### Extracted data
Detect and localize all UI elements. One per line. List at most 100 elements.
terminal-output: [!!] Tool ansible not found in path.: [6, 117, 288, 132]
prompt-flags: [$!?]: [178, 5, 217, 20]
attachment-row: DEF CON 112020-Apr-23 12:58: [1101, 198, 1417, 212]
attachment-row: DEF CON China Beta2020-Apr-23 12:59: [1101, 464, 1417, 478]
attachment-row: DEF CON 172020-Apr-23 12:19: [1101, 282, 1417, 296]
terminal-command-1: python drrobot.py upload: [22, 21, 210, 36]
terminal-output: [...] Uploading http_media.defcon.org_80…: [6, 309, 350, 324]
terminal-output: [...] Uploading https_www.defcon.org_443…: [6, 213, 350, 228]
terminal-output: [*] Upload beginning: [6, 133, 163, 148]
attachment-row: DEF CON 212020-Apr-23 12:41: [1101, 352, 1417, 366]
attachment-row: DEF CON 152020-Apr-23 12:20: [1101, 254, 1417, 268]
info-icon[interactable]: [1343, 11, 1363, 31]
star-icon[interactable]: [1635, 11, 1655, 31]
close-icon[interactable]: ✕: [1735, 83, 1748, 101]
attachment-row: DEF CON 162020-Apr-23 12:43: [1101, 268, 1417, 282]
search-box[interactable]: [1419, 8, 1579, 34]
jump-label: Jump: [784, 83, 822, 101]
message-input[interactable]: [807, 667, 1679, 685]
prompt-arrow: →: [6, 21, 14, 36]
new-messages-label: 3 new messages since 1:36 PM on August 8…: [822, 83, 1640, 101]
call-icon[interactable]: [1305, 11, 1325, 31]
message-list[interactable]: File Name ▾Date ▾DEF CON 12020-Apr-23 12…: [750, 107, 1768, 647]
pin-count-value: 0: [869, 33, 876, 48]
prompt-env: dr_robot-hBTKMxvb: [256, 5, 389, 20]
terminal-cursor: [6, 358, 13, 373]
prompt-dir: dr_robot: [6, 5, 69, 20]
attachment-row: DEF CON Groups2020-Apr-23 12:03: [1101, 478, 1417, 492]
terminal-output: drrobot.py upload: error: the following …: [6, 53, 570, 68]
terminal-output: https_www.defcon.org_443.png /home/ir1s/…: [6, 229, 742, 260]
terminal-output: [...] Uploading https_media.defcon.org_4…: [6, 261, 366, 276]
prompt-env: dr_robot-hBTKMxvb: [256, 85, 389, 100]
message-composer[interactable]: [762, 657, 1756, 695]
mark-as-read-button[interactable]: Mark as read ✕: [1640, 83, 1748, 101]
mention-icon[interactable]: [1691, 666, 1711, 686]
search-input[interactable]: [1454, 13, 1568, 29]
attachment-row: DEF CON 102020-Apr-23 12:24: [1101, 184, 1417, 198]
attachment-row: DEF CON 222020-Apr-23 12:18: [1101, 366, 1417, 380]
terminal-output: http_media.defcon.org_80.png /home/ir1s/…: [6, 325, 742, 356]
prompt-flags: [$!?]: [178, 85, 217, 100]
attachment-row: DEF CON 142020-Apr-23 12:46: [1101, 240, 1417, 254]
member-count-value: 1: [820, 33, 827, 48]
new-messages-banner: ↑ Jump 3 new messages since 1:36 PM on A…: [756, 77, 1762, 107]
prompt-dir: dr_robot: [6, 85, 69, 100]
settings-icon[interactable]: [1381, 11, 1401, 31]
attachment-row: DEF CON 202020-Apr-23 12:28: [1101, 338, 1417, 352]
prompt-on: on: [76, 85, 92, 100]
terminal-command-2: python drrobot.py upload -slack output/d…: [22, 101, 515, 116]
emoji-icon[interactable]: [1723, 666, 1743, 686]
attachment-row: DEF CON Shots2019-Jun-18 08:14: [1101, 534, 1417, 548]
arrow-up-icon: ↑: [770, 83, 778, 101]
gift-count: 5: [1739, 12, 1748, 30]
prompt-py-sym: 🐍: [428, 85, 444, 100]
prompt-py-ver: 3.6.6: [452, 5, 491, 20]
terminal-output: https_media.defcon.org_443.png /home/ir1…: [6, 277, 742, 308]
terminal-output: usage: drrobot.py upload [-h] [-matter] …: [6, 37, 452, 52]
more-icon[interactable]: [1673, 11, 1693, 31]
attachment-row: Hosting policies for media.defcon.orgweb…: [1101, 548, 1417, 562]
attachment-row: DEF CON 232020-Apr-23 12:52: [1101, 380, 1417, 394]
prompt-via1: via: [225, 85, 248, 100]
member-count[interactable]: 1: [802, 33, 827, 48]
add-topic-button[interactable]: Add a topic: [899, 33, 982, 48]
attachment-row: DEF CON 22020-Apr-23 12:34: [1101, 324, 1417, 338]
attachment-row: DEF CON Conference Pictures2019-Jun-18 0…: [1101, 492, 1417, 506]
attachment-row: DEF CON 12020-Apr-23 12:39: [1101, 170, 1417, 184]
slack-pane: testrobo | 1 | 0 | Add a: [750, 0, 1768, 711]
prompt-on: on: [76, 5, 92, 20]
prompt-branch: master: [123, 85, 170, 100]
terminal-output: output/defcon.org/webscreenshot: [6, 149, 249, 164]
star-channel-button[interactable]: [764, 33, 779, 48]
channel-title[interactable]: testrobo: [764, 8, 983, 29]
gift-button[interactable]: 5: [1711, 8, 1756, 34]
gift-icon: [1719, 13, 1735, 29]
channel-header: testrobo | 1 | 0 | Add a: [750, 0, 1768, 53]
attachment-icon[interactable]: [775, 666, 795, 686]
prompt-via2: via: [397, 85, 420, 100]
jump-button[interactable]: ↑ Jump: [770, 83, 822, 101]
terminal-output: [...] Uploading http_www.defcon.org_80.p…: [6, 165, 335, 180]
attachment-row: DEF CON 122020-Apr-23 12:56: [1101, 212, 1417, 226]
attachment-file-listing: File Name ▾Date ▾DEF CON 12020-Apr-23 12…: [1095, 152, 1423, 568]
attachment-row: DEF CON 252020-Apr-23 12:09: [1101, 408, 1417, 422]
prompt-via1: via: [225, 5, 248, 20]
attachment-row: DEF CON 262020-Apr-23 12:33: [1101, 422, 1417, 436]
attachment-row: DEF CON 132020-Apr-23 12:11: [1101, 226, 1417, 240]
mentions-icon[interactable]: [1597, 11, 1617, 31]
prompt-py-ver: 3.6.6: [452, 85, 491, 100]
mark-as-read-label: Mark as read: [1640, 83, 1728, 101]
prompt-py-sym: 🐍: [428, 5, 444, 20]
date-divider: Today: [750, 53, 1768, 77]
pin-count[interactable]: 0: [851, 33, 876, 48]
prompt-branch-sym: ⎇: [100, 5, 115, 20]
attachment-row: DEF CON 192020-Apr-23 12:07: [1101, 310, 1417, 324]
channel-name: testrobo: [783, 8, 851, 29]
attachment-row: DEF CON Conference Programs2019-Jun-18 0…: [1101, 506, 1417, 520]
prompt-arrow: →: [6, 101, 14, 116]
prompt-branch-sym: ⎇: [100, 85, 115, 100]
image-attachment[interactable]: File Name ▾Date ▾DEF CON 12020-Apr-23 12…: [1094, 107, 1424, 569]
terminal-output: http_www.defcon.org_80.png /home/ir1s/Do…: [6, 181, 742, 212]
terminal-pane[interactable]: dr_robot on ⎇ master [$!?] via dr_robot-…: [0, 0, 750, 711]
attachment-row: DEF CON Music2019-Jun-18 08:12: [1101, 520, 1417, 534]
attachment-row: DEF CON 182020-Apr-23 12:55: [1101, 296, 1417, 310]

### Aim of the task
Can you extract every line from each of the items above and copy it character for character?

### Final result
Detect and localize all UI elements. One per line. List at most 100 elements.
terminal-output: [!!] Tool ansible not found in path.: [6, 117, 288, 132]
prompt-flags: [$!?]: [178, 5, 217, 20]
attachment-row: DEF CON 112020-Apr-23 12:58: [1101, 198, 1417, 212]
attachment-row: DEF CON China Beta2020-Apr-23 12:59: [1101, 464, 1417, 478]
attachment-row: DEF CON 172020-Apr-23 12:19: [1101, 282, 1417, 296]
terminal-command-1: python drrobot.py upload: [22, 21, 210, 36]
terminal-output: [...] Uploading http_media.defcon.org_80…: [6, 309, 350, 324]
terminal-output: [...] Uploading https_www.defcon.org_443…: [6, 213, 350, 228]
terminal-output: [*] Upload beginning: [6, 133, 163, 148]
attachment-row: DEF CON 212020-Apr-23 12:41: [1101, 352, 1417, 366]
attachment-row: DEF CON 152020-Apr-23 12:20: [1101, 254, 1417, 268]
info-icon[interactable]: [1343, 11, 1363, 31]
star-icon[interactable]: [1635, 11, 1655, 31]
close-icon[interactable]: ✕: [1735, 83, 1748, 101]
attachment-row: DEF CON 162020-Apr-23 12:43: [1101, 268, 1417, 282]
search-box[interactable]: [1419, 8, 1579, 34]
jump-label: Jump: [784, 83, 822, 101]
message-input[interactable]: [807, 667, 1679, 685]
prompt-arrow: →: [6, 21, 14, 36]
new-messages-label: 3 new messages since 1:36 PM on August 8…: [822, 83, 1640, 101]
call-icon[interactable]: [1305, 11, 1325, 31]
message-list[interactable]: File Name ▾Date ▾DEF CON 12020-Apr-23 12…: [750, 107, 1768, 647]
pin-count-value: 0: [869, 33, 876, 48]
prompt-env: dr_robot-hBTKMxvb: [256, 5, 389, 20]
terminal-cursor: [6, 358, 13, 373]
prompt-dir: dr_robot: [6, 5, 69, 20]
attachment-row: DEF CON Groups2020-Apr-23 12:03: [1101, 478, 1417, 492]
terminal-output: drrobot.py upload: error: the following …: [6, 53, 570, 68]
terminal-output: https_www.defcon.org_443.png /home/ir1s/…: [6, 229, 742, 260]
terminal-output: [...] Uploading https_media.defcon.org_4…: [6, 261, 366, 276]
prompt-env: dr_robot-hBTKMxvb: [256, 85, 389, 100]
message-composer[interactable]: [762, 657, 1756, 695]
mark-as-read-button[interactable]: Mark as read ✕: [1640, 83, 1748, 101]
mention-icon[interactable]: [1691, 666, 1711, 686]
search-input[interactable]: [1454, 13, 1568, 29]
attachment-row: DEF CON 102020-Apr-23 12:24: [1101, 184, 1417, 198]
attachment-row: DEF CON 222020-Apr-23 12:18: [1101, 366, 1417, 380]
terminal-output: http_media.defcon.org_80.png /home/ir1s/…: [6, 325, 742, 356]
prompt-flags: [$!?]: [178, 85, 217, 100]
attachment-row: DEF CON 142020-Apr-23 12:46: [1101, 240, 1417, 254]
member-count-value: 1: [820, 33, 827, 48]
new-messages-banner: ↑ Jump 3 new messages since 1:36 PM on A…: [756, 77, 1762, 107]
prompt-dir: dr_robot: [6, 85, 69, 100]
settings-icon[interactable]: [1381, 11, 1401, 31]
attachment-row: DEF CON 202020-Apr-23 12:28: [1101, 338, 1417, 352]
prompt-on: on: [76, 85, 92, 100]
terminal-command-2: python drrobot.py upload -slack output/d…: [22, 101, 515, 116]
emoji-icon[interactable]: [1723, 666, 1743, 686]
attachment-row: DEF CON Shots2019-Jun-18 08:14: [1101, 534, 1417, 548]
arrow-up-icon: ↑: [770, 83, 778, 101]
gift-count: 5: [1739, 12, 1748, 30]
prompt-py-sym: 🐍: [428, 85, 444, 100]
prompt-py-ver: 3.6.6: [452, 5, 491, 20]
terminal-output: https_media.defcon.org_443.png /home/ir1…: [6, 277, 742, 308]
terminal-output: usage: drrobot.py upload [-h] [-matter] …: [6, 37, 452, 52]
more-icon[interactable]: [1673, 11, 1693, 31]
attachment-row: Hosting policies for media.defcon.orgweb…: [1101, 548, 1417, 562]
attachment-row: DEF CON 232020-Apr-23 12:52: [1101, 380, 1417, 394]
prompt-via1: via: [225, 85, 248, 100]
member-count[interactable]: 1: [802, 33, 827, 48]
add-topic-button[interactable]: Add a topic: [899, 33, 982, 48]
attachment-row: DEF CON 22020-Apr-23 12:34: [1101, 324, 1417, 338]
attachment-row: DEF CON Conference Pictures2019-Jun-18 0…: [1101, 492, 1417, 506]
attachment-row: DEF CON 12020-Apr-23 12:39: [1101, 170, 1417, 184]
slack-pane: testrobo | 1 | 0 | Add a: [750, 0, 1768, 711]
prompt-on: on: [76, 5, 92, 20]
prompt-branch: master: [123, 85, 170, 100]
terminal-output: output/defcon.org/webscreenshot: [6, 149, 249, 164]
star-channel-button[interactable]: [764, 33, 779, 48]
channel-title[interactable]: testrobo: [764, 8, 983, 29]
gift-button[interactable]: 5: [1711, 8, 1756, 34]
gift-icon: [1719, 13, 1735, 29]
channel-header: testrobo | 1 | 0 | Add a: [750, 0, 1768, 53]
attachment-icon[interactable]: [775, 666, 795, 686]
prompt-via2: via: [397, 85, 420, 100]
jump-button[interactable]: ↑ Jump: [770, 83, 822, 101]
terminal-output: [...] Uploading http_www.defcon.org_80.p…: [6, 165, 335, 180]
attachment-row: DEF CON 122020-Apr-23 12:56: [1101, 212, 1417, 226]
attachment-file-listing: File Name ▾Date ▾DEF CON 12020-Apr-23 12…: [1095, 152, 1423, 568]
attachment-row: DEF CON 252020-Apr-23 12:09: [1101, 408, 1417, 422]
prompt-via1: via: [225, 5, 248, 20]
attachment-row: DEF CON 262020-Apr-23 12:33: [1101, 422, 1417, 436]
attachment-row: DEF CON 132020-Apr-23 12:11: [1101, 226, 1417, 240]
mentions-icon[interactable]: [1597, 11, 1617, 31]
prompt-py-ver: 3.6.6: [452, 85, 491, 100]
mark-as-read-label: Mark as read: [1640, 83, 1728, 101]
prompt-py-sym: 🐍: [428, 5, 444, 20]
date-divider: Today: [750, 53, 1768, 77]
pin-count[interactable]: 0: [851, 33, 876, 48]
prompt-branch-sym: ⎇: [100, 5, 115, 20]
attachment-row: DEF CON 192020-Apr-23 12:07: [1101, 310, 1417, 324]
channel-name: testrobo: [783, 8, 851, 29]
attachment-row: DEF CON Conference Programs2019-Jun-18 0…: [1101, 506, 1417, 520]
prompt-arrow: →: [6, 101, 14, 116]
prompt-branch-sym: ⎇: [100, 85, 115, 100]
image-attachment[interactable]: File Name ▾Date ▾DEF CON 12020-Apr-23 12…: [1094, 107, 1424, 569]
terminal-output: http_www.defcon.org_80.png /home/ir1s/Do…: [6, 181, 742, 212]
terminal-pane[interactable]: dr_robot on ⎇ master [$!?] via dr_robot-…: [0, 0, 750, 711]
attachment-row: DEF CON Music2019-Jun-18 08:12: [1101, 520, 1417, 534]
attachment-row: DEF CON 182020-Apr-23 12:55: [1101, 296, 1417, 310]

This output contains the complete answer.